→ What is required
Keep the wording of each record exactly the same when you repeat it, and leave out pictures.

→ Given data
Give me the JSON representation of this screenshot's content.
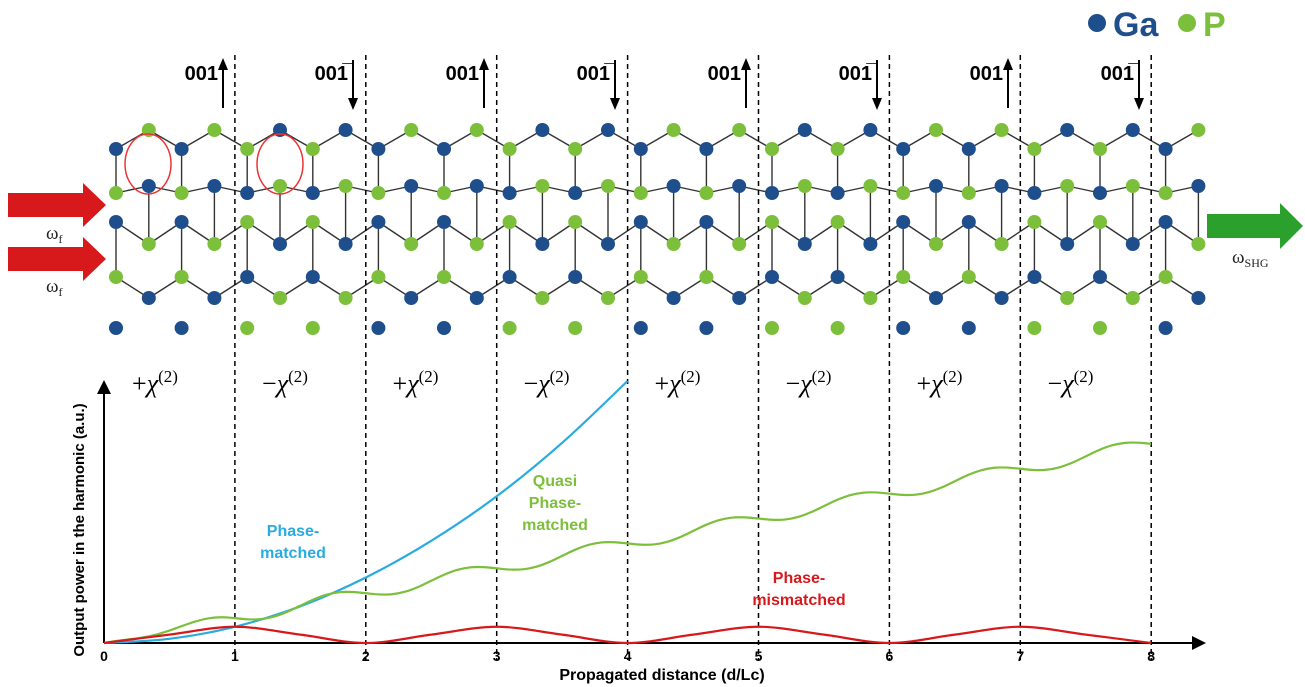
{
  "legend": {
    "ga_label": "Ga",
    "p_label": "P",
    "ga_color": "#1f4e8c",
    "p_color": "#7cbf3b"
  },
  "domains": {
    "orientation_labels": [
      "001",
      "001̅",
      "001",
      "001̅",
      "001",
      "001̅",
      "001",
      "001̅"
    ],
    "arrow_directions": [
      "up",
      "down",
      "up",
      "down",
      "up",
      "down",
      "up",
      "down"
    ],
    "chi_signs": [
      "+",
      "−",
      "+",
      "−",
      "+",
      "−",
      "+",
      "−"
    ],
    "chi_symbol": "χ",
    "chi_superscript": "(2)"
  },
  "beams": {
    "input_label_main": "ω",
    "input_label_sub": "f",
    "output_label_main": "ω",
    "output_label_sub": "SHG",
    "input_color": "#d7191c",
    "output_color": "#2ca02c"
  },
  "chart_data": {
    "type": "line",
    "xlabel": "Propagated distance (d/Lc)",
    "ylabel": "Output power in the harmonic (a.u.)",
    "x_ticks": [
      "0",
      "1",
      "2",
      "3",
      "4",
      "5",
      "6",
      "7",
      "8"
    ],
    "xlim": [
      0,
      8.5
    ],
    "ylim": [
      0,
      5
    ],
    "series": [
      {
        "name": "Phase-matched",
        "label_lines": [
          "Phase-",
          "matched"
        ],
        "color": "#29abe2",
        "x": [
          0,
          0.5,
          1,
          1.5,
          2,
          2.5,
          3,
          3.5,
          4
        ],
        "y": [
          0,
          0.08,
          0.31,
          0.7,
          1.25,
          1.95,
          2.8,
          3.82,
          5.0
        ]
      },
      {
        "name": "Quasi Phase-matched",
        "label_lines": [
          "Quasi",
          "Phase-",
          "matched"
        ],
        "color": "#7cbf3b",
        "x": [
          0,
          0.5,
          1,
          1.5,
          2,
          2.5,
          3,
          3.5,
          4,
          4.5,
          5,
          5.5,
          6,
          6.5,
          7,
          7.5,
          8
        ],
        "y": [
          0,
          0.12,
          0.31,
          0.55,
          0.8,
          1.05,
          1.3,
          1.55,
          1.8,
          2.05,
          2.3,
          2.55,
          2.8,
          3.05,
          3.3,
          3.55,
          3.8
        ]
      },
      {
        "name": "Phase-mismatched",
        "label_lines": [
          "Phase-",
          "mismatched"
        ],
        "color": "#d7191c",
        "x": [
          0,
          0.5,
          1,
          1.5,
          2,
          2.5,
          3,
          3.5,
          4,
          4.5,
          5,
          5.5,
          6,
          6.5,
          7,
          7.5,
          8
        ],
        "y": [
          0,
          0.16,
          0.31,
          0.16,
          0,
          0.16,
          0.31,
          0.16,
          0,
          0.16,
          0.31,
          0.16,
          0,
          0.16,
          0.31,
          0.16,
          0
        ]
      }
    ],
    "dashed_lines_at": [
      1,
      2,
      3,
      4,
      5,
      6,
      7,
      8
    ]
  }
}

→ Result of the exercise
Give me the JSON representation of this screenshot's content.
{
  "legend": {
    "ga_label": "Ga",
    "p_label": "P",
    "ga_color": "#1f4e8c",
    "p_color": "#7cbf3b"
  },
  "domains": {
    "orientation_labels": [
      "001",
      "001̅",
      "001",
      "001̅",
      "001",
      "001̅",
      "001",
      "001̅"
    ],
    "arrow_directions": [
      "up",
      "down",
      "up",
      "down",
      "up",
      "down",
      "up",
      "down"
    ],
    "chi_signs": [
      "+",
      "−",
      "+",
      "−",
      "+",
      "−",
      "+",
      "−"
    ],
    "chi_symbol": "χ",
    "chi_superscript": "(2)"
  },
  "beams": {
    "input_label_main": "ω",
    "input_label_sub": "f",
    "output_label_main": "ω",
    "output_label_sub": "SHG",
    "input_color": "#d7191c",
    "output_color": "#2ca02c"
  },
  "chart_data": {
    "type": "line",
    "xlabel": "Propagated distance (d/Lc)",
    "ylabel": "Output power in the harmonic (a.u.)",
    "x_ticks": [
      "0",
      "1",
      "2",
      "3",
      "4",
      "5",
      "6",
      "7",
      "8"
    ],
    "xlim": [
      0,
      8.5
    ],
    "ylim": [
      0,
      5
    ],
    "series": [
      {
        "name": "Phase-matched",
        "label_lines": [
          "Phase-",
          "matched"
        ],
        "color": "#29abe2",
        "x": [
          0,
          0.5,
          1,
          1.5,
          2,
          2.5,
          3,
          3.5,
          4
        ],
        "y": [
          0,
          0.08,
          0.31,
          0.7,
          1.25,
          1.95,
          2.8,
          3.82,
          5.0
        ]
      },
      {
        "name": "Quasi Phase-matched",
        "label_lines": [
          "Quasi",
          "Phase-",
          "matched"
        ],
        "color": "#7cbf3b",
        "x": [
          0,
          0.5,
          1,
          1.5,
          2,
          2.5,
          3,
          3.5,
          4,
          4.5,
          5,
          5.5,
          6,
          6.5,
          7,
          7.5,
          8
        ],
        "y": [
          0,
          0.12,
          0.31,
          0.55,
          0.8,
          1.05,
          1.3,
          1.55,
          1.8,
          2.05,
          2.3,
          2.55,
          2.8,
          3.05,
          3.3,
          3.55,
          3.8
        ]
      },
      {
        "name": "Phase-mismatched",
        "label_lines": [
          "Phase-",
          "mismatched"
        ],
        "color": "#d7191c",
        "x": [
          0,
          0.5,
          1,
          1.5,
          2,
          2.5,
          3,
          3.5,
          4,
          4.5,
          5,
          5.5,
          6,
          6.5,
          7,
          7.5,
          8
        ],
        "y": [
          0,
          0.16,
          0.31,
          0.16,
          0,
          0.16,
          0.31,
          0.16,
          0,
          0.16,
          0.31,
          0.16,
          0,
          0.16,
          0.31,
          0.16,
          0
        ]
      }
    ],
    "dashed_lines_at": [
      1,
      2,
      3,
      4,
      5,
      6,
      7,
      8
    ]
  }
}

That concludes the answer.